Task details. Report every line from the material that contains the word "Available".

Material provided.
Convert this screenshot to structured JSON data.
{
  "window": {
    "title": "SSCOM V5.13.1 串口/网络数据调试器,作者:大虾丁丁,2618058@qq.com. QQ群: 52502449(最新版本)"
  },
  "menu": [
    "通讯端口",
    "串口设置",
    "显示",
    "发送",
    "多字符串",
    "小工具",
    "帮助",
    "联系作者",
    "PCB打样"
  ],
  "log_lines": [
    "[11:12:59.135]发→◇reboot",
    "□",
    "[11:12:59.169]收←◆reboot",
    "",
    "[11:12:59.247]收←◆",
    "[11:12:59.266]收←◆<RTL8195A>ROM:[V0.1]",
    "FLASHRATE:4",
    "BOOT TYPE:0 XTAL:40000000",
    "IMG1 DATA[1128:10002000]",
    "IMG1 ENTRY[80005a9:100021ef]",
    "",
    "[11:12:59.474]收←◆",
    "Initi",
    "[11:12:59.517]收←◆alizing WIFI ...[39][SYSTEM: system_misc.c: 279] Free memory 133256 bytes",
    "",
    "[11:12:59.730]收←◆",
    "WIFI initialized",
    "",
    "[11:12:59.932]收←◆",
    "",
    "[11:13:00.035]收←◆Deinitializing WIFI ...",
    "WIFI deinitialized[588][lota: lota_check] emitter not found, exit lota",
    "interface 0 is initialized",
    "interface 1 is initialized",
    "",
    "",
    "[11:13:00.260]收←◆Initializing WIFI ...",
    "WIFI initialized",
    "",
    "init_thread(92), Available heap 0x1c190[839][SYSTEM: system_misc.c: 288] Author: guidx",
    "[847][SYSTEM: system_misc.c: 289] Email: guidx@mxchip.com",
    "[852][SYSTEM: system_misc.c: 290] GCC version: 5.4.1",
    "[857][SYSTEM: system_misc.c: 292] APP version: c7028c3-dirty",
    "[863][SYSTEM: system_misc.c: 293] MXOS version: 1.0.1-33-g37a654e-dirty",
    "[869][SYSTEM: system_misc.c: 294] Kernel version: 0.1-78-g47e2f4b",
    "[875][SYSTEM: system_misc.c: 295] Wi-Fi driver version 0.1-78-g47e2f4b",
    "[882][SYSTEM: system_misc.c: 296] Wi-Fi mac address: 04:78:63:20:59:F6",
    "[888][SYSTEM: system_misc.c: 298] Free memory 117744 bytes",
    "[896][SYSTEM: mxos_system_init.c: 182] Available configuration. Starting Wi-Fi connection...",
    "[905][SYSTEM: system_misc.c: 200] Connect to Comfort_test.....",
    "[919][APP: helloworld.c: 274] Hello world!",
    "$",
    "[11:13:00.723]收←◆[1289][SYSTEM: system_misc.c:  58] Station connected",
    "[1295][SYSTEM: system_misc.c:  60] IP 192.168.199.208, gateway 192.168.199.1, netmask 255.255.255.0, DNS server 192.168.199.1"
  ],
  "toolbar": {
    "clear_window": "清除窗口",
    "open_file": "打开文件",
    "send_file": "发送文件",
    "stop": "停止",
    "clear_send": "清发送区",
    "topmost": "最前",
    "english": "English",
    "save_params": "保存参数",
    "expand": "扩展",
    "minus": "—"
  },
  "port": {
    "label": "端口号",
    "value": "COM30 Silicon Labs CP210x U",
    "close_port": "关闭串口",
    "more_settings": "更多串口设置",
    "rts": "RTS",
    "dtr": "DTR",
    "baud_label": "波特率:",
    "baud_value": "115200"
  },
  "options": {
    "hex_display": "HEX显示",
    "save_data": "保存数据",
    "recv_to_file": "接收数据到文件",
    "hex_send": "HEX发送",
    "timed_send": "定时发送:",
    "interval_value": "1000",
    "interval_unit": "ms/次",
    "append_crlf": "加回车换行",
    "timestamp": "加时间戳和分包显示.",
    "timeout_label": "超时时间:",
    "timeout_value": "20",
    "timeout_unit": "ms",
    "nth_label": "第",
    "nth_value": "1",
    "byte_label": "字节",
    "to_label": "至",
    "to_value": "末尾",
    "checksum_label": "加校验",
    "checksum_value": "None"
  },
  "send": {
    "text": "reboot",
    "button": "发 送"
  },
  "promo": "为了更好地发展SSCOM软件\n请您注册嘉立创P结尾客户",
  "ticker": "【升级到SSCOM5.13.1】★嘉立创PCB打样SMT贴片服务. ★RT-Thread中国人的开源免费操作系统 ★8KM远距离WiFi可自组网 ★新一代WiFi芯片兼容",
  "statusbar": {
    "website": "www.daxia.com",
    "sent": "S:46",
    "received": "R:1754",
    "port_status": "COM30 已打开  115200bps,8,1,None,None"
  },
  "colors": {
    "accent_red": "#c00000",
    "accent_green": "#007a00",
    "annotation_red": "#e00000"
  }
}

Problem solution.
    "init_thread(92), Available heap 0x1c190[839][SYSTEM: system_misc.c: 288] Author: guidx",
    "[896][SYSTEM: mxos_system_init.c: 182] Available configuration. Starting Wi-Fi connection...",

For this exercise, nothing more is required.